Consigna del ejercicio ▸ Reproduce sin cambios un fragmento de la noticia sobre la amenaza en General Pico: empieza en las palabras "Los detalles del" y detente después de "amenazado de muerte.".
──────── Texto proporcionado
Un grave episodio de violencia urbana sacudió General Pico luego de que un abogado oriundo de Quemú Quemú fuera detenido, formalizado e investigado por amenazar de muerte con un arma de fuego a un conocido suyo que vive en nuestra ciudad. El conflicto se originó tras una escalada de discusiones durante el fin de semana, en las que el imputado acusaba a la víctima de haberle hackeado el teléfono celular.
Los detalles del caso fueron brindados por el fiscal interviniente, Juan Pellegrino, en declaraciones a Radio 5. El hecho se desencadenó al mediodía del lunes 10 de agosto, cuando la víctima se comunicó de urgencia con el CECOM desde la Comisaría Segunda para advertir que un hombre se había presentado en su domicilio en un automóvil Audi A4 de color negro, le había exhibido un arma de fuego y lo había amenazado de muerte.
Operativo cerrojo y secuestro del arma
Tras el alerta emitido por el centro de operaciones policiales, se montó un operativo de búsqueda que permitió interceptar el vehículo en la jurisdicción de la Comisaría Tercera, precisamente en las inmediaciones de la calle 116 y 7 o 7 Bis.
────────────────
──────── Datos mostrados
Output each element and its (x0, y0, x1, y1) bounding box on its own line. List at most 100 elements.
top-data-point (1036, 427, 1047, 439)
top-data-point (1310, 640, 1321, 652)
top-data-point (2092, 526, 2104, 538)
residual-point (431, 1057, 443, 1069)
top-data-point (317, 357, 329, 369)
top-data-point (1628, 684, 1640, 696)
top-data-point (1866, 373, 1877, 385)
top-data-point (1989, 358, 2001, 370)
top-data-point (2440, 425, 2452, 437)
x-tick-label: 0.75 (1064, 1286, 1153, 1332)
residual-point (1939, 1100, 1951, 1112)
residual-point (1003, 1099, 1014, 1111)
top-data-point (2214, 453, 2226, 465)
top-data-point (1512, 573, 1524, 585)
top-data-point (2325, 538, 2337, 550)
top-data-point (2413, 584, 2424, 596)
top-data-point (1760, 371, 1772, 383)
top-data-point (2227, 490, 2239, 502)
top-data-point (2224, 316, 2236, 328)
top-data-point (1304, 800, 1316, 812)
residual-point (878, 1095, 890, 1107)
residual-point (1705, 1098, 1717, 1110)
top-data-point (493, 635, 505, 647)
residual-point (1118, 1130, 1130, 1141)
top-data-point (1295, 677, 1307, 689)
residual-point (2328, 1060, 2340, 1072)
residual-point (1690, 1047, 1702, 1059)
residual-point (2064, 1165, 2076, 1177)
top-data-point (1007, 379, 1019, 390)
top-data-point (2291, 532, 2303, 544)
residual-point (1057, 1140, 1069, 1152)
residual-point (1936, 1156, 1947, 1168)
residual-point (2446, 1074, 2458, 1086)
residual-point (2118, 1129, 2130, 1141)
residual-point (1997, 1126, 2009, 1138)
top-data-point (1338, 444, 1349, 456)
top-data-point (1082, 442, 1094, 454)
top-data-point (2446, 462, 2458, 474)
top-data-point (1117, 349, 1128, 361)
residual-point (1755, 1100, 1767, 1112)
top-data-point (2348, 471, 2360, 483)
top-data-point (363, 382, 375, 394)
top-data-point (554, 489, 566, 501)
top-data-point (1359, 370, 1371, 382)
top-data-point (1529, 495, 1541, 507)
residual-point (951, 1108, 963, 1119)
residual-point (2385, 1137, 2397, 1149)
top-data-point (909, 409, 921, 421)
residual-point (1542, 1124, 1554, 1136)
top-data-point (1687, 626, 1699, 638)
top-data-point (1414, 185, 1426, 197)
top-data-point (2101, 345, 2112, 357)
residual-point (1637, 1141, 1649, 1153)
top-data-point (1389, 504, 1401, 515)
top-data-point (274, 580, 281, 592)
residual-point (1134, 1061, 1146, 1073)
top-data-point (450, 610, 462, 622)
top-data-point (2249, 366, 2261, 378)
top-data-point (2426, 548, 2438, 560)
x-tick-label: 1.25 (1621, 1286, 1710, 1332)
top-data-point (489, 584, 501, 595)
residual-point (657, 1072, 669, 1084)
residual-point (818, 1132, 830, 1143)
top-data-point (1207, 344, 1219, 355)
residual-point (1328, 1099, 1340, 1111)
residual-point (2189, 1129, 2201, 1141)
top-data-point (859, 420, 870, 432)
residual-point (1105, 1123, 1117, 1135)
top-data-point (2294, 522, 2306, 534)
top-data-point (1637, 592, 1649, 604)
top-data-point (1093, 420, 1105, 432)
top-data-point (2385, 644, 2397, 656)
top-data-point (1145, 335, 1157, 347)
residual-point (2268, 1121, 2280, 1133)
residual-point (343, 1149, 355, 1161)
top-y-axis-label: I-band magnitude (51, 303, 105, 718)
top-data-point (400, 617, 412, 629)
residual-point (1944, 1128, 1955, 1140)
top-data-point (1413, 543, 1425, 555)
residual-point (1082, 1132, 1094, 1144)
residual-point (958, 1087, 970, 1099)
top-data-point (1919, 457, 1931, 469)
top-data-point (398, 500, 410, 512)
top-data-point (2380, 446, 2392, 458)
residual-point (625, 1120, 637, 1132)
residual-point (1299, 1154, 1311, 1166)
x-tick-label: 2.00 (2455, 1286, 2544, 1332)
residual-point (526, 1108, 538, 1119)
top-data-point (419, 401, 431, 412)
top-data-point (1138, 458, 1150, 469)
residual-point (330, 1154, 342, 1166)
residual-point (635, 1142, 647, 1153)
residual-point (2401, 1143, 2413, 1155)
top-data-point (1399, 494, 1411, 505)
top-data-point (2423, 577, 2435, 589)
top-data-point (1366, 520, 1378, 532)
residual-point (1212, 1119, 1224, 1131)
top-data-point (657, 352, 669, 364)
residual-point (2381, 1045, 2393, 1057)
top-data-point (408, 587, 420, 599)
────────────────
Espacio de respuesta ▸
Los detalles del caso fueron brindados por el fiscal interviniente, Juan Pellegrino, en declaraciones a Radio 5. El hecho se desencadenó al mediodía del lunes 10 de agosto, cuando la víctima se comunicó de urgencia con el CECOM desde la Comisaría Segunda para advertir que un hombre se había presentado en su domicilio en un automóvil Audi A4 de color negro, le había exhibido un arma de fuego y lo había amenazado de muerte.